Records that describe figures
────────────────

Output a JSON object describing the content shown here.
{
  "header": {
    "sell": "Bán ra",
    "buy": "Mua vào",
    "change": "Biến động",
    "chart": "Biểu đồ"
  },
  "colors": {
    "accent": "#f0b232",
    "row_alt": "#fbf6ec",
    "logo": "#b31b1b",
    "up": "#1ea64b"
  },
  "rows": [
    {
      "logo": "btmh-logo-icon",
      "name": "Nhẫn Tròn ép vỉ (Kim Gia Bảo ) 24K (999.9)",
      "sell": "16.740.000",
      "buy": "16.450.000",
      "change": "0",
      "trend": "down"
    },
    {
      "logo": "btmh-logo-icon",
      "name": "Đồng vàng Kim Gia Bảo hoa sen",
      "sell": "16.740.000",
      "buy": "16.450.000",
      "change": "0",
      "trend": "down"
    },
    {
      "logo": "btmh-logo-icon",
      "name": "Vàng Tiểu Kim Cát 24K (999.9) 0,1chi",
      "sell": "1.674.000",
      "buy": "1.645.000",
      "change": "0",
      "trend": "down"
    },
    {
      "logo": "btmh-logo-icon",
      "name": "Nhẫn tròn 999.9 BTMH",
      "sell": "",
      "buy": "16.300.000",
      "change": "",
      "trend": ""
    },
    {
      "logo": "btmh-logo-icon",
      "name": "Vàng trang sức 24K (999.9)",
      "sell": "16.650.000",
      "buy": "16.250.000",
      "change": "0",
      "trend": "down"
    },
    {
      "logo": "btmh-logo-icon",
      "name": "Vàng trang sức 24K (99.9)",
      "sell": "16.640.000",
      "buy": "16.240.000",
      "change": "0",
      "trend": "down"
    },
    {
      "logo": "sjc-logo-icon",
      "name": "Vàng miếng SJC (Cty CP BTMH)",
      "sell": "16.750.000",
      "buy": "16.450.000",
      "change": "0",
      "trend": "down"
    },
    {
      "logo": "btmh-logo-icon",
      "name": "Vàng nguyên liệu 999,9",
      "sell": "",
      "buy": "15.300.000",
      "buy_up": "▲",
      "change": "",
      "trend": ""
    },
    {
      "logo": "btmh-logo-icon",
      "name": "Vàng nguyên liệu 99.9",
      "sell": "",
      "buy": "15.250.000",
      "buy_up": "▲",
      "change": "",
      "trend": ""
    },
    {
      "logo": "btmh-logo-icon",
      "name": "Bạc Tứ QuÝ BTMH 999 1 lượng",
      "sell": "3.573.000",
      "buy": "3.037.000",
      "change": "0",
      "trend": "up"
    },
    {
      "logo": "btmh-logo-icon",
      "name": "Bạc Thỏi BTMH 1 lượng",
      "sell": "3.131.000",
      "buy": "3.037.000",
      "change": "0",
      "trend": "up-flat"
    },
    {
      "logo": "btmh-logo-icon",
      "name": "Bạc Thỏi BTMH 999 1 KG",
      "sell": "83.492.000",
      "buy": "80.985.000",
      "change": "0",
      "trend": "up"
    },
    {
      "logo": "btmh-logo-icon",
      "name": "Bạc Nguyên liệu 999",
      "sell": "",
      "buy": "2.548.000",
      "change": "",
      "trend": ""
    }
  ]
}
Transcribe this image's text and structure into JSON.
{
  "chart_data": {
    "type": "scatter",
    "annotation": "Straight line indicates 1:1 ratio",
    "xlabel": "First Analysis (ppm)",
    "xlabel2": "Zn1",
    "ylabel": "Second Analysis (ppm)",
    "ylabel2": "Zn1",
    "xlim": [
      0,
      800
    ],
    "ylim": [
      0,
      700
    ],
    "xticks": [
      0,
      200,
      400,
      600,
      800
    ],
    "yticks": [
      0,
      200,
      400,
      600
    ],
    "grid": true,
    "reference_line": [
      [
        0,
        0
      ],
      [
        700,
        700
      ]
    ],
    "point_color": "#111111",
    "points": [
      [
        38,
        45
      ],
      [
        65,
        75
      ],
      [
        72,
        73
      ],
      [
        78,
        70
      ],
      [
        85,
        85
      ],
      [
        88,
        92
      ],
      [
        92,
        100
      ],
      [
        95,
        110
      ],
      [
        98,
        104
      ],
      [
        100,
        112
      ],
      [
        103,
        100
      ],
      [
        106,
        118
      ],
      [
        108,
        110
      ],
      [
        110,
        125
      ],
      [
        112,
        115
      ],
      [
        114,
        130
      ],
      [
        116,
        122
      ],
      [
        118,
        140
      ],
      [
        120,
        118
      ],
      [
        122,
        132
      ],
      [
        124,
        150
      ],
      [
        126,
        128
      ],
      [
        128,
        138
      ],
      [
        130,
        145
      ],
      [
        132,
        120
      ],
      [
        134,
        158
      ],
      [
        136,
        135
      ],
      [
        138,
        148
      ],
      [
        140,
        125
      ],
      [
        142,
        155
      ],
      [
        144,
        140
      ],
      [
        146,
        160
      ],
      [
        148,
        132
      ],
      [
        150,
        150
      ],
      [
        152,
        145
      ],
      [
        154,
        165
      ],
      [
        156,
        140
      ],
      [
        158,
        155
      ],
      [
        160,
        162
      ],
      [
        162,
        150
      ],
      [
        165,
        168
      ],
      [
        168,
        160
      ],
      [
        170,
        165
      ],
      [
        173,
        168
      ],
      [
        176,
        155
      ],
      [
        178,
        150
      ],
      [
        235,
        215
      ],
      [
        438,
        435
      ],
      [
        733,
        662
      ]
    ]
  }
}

────────────────

The records above must be repeated exactly, every one of them.

Output a JSON object describing the content shown here.
{
  "header": {
    "sell": "Bán ra",
    "buy": "Mua vào",
    "change": "Biến động",
    "chart": "Biểu đồ"
  },
  "colors": {
    "accent": "#f0b232",
    "row_alt": "#fbf6ec",
    "logo": "#b31b1b",
    "up": "#1ea64b"
  },
  "rows": [
    {
      "logo": "btmh-logo-icon",
      "name": "Nhẫn Tròn ép vỉ (Kim Gia Bảo ) 24K (999.9)",
      "sell": "16.740.000",
      "buy": "16.450.000",
      "change": "0",
      "trend": "down"
    },
    {
      "logo": "btmh-logo-icon",
      "name": "Đồng vàng Kim Gia Bảo hoa sen",
      "sell": "16.740.000",
      "buy": "16.450.000",
      "change": "0",
      "trend": "down"
    },
    {
      "logo": "btmh-logo-icon",
      "name": "Vàng Tiểu Kim Cát 24K (999.9) 0,1chi",
      "sell": "1.674.000",
      "buy": "1.645.000",
      "change": "0",
      "trend": "down"
    },
    {
      "logo": "btmh-logo-icon",
      "name": "Nhẫn tròn 999.9 BTMH",
      "sell": "",
      "buy": "16.300.000",
      "change": "",
      "trend": ""
    },
    {
      "logo": "btmh-logo-icon",
      "name": "Vàng trang sức 24K (999.9)",
      "sell": "16.650.000",
      "buy": "16.250.000",
      "change": "0",
      "trend": "down"
    },
    {
      "logo": "btmh-logo-icon",
      "name": "Vàng trang sức 24K (99.9)",
      "sell": "16.640.000",
      "buy": "16.240.000",
      "change": "0",
      "trend": "down"
    },
    {
      "logo": "sjc-logo-icon",
      "name": "Vàng miếng SJC (Cty CP BTMH)",
      "sell": "16.750.000",
      "buy": "16.450.000",
      "change": "0",
      "trend": "down"
    },
    {
      "logo": "btmh-logo-icon",
      "name": "Vàng nguyên liệu 999,9",
      "sell": "",
      "buy": "15.300.000",
      "buy_up": "▲",
      "change": "",
      "trend": ""
    },
    {
      "logo": "btmh-logo-icon",
      "name": "Vàng nguyên liệu 99.9",
      "sell": "",
      "buy": "15.250.000",
      "buy_up": "▲",
      "change": "",
      "trend": ""
    },
    {
      "logo": "btmh-logo-icon",
      "name": "Bạc Tứ QuÝ BTMH 999 1 lượng",
      "sell": "3.573.000",
      "buy": "3.037.000",
      "change": "0",
      "trend": "up"
    },
    {
      "logo": "btmh-logo-icon",
      "name": "Bạc Thỏi BTMH 1 lượng",
      "sell": "3.131.000",
      "buy": "3.037.000",
      "change": "0",
      "trend": "up-flat"
    },
    {
      "logo": "btmh-logo-icon",
      "name": "Bạc Thỏi BTMH 999 1 KG",
      "sell": "83.492.000",
      "buy": "80.985.000",
      "change": "0",
      "trend": "up"
    },
    {
      "logo": "btmh-logo-icon",
      "name": "Bạc Nguyên liệu 999",
      "sell": "",
      "buy": "2.548.000",
      "change": "",
      "trend": ""
    }
  ]
}
Transcribe this image's text and structure into JSON.
{
  "chart_data": {
    "type": "scatter",
    "annotation": "Straight line indicates 1:1 ratio",
    "xlabel": "First Analysis (ppm)",
    "xlabel2": "Zn1",
    "ylabel": "Second Analysis (ppm)",
    "ylabel2": "Zn1",
    "xlim": [
      0,
      800
    ],
    "ylim": [
      0,
      700
    ],
    "xticks": [
      0,
      200,
      400,
      600,
      800
    ],
    "yticks": [
      0,
      200,
      400,
      600
    ],
    "grid": true,
    "reference_line": [
      [
        0,
        0
      ],
      [
        700,
        700
      ]
    ],
    "point_color": "#111111",
    "points": [
      [
        38,
        45
      ],
      [
        65,
        75
      ],
      [
        72,
        73
      ],
      [
        78,
        70
      ],
      [
        85,
        85
      ],
      [
        88,
        92
      ],
      [
        92,
        100
      ],
      [
        95,
        110
      ],
      [
        98,
        104
      ],
      [
        100,
        112
      ],
      [
        103,
        100
      ],
      [
        106,
        118
      ],
      [
        108,
        110
      ],
      [
        110,
        125
      ],
      [
        112,
        115
      ],
      [
        114,
        130
      ],
      [
        116,
        122
      ],
      [
        118,
        140
      ],
      [
        120,
        118
      ],
      [
        122,
        132
      ],
      [
        124,
        150
      ],
      [
        126,
        128
      ],
      [
        128,
        138
      ],
      [
        130,
        145
      ],
      [
        132,
        120
      ],
      [
        134,
        158
      ],
      [
        136,
        135
      ],
      [
        138,
        148
      ],
      [
        140,
        125
      ],
      [
        142,
        155
      ],
      [
        144,
        140
      ],
      [
        146,
        160
      ],
      [
        148,
        132
      ],
      [
        150,
        150
      ],
      [
        152,
        145
      ],
      [
        154,
        165
      ],
      [
        156,
        140
      ],
      [
        158,
        155
      ],
      [
        160,
        162
      ],
      [
        162,
        150
      ],
      [
        165,
        168
      ],
      [
        168,
        160
      ],
      [
        170,
        165
      ],
      [
        173,
        168
      ],
      [
        176,
        155
      ],
      [
        178,
        150
      ],
      [
        235,
        215
      ],
      [
        438,
        435
      ],
      [
        733,
        662
      ]
    ]
  }
}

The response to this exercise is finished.